Your answer should be a single number: the count of lines containing "TURNBERRY".
BEGIN Material for the task
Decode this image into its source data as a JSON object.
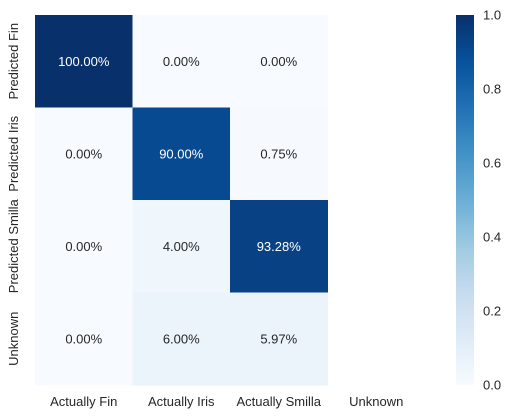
{
  "chart_data": {
    "type": "heatmap",
    "row_labels": [
      "Predicted Fin",
      "Predicted Iris",
      "Predicted Smilla",
      "Unknown"
    ],
    "column_labels": [
      "Actually Fin",
      "Actually Iris",
      "Actually Smilla",
      "Unknown"
    ],
    "values": [
      [
        1.0,
        0.0,
        0.0,
        null
      ],
      [
        0.0,
        0.9,
        0.0075,
        null
      ],
      [
        0.0,
        0.04,
        0.9328,
        null
      ],
      [
        0.0,
        0.06,
        0.0597,
        null
      ]
    ],
    "cell_labels": [
      [
        "100.00%",
        "0.00%",
        "0.00%",
        ""
      ],
      [
        "0.00%",
        "90.00%",
        "0.75%",
        ""
      ],
      [
        "0.00%",
        "4.00%",
        "93.28%",
        ""
      ],
      [
        "0.00%",
        "6.00%",
        "5.97%",
        ""
      ]
    ],
    "colormap": "Blues",
    "colorbar": {
      "range": [
        0.0,
        1.0
      ],
      "ticks": [
        "0.0",
        "0.2",
        "0.4",
        "0.6",
        "0.8",
        "1.0"
      ]
    }
  }
}
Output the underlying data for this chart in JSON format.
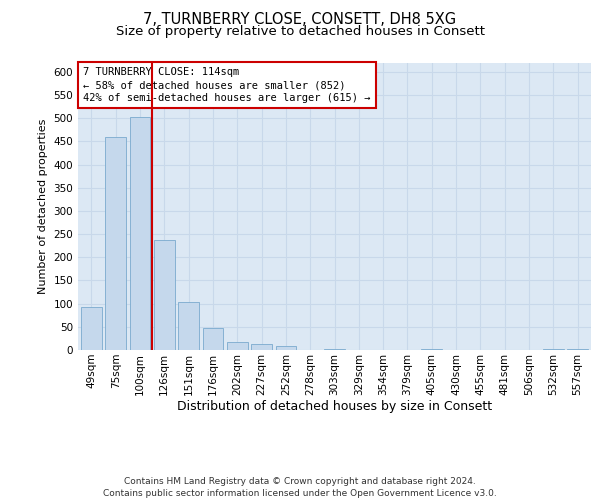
{
  "title": "7, TURNBERRY CLOSE, CONSETT, DH8 5XG",
  "subtitle": "Size of property relative to detached houses in Consett",
  "xlabel": "Distribution of detached houses by size in Consett",
  "ylabel": "Number of detached properties",
  "categories": [
    "49sqm",
    "75sqm",
    "100sqm",
    "126sqm",
    "151sqm",
    "176sqm",
    "202sqm",
    "227sqm",
    "252sqm",
    "278sqm",
    "303sqm",
    "329sqm",
    "354sqm",
    "379sqm",
    "405sqm",
    "430sqm",
    "455sqm",
    "481sqm",
    "506sqm",
    "532sqm",
    "557sqm"
  ],
  "values": [
    93,
    460,
    503,
    237,
    104,
    47,
    17,
    12,
    8,
    0,
    3,
    0,
    0,
    0,
    2,
    0,
    0,
    0,
    0,
    3,
    3
  ],
  "bar_color": "#c5d8ec",
  "bar_edge_color": "#7aaace",
  "vline_x": 2.5,
  "vline_color": "#cc0000",
  "annotation_text": "7 TURNBERRY CLOSE: 114sqm\n← 58% of detached houses are smaller (852)\n42% of semi-detached houses are larger (615) →",
  "annotation_box_color": "#ffffff",
  "annotation_box_edge": "#cc0000",
  "ylim": [
    0,
    620
  ],
  "yticks": [
    0,
    50,
    100,
    150,
    200,
    250,
    300,
    350,
    400,
    450,
    500,
    550,
    600
  ],
  "grid_color": "#c8d8ea",
  "background_color": "#dce8f4",
  "footer": "Contains HM Land Registry data © Crown copyright and database right 2024.\nContains public sector information licensed under the Open Government Licence v3.0.",
  "title_fontsize": 10.5,
  "subtitle_fontsize": 9.5,
  "xlabel_fontsize": 9,
  "ylabel_fontsize": 8,
  "tick_fontsize": 7.5,
  "annotation_fontsize": 7.5,
  "footer_fontsize": 6.5
}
END Material for the task
=== Answer to this problem ===
2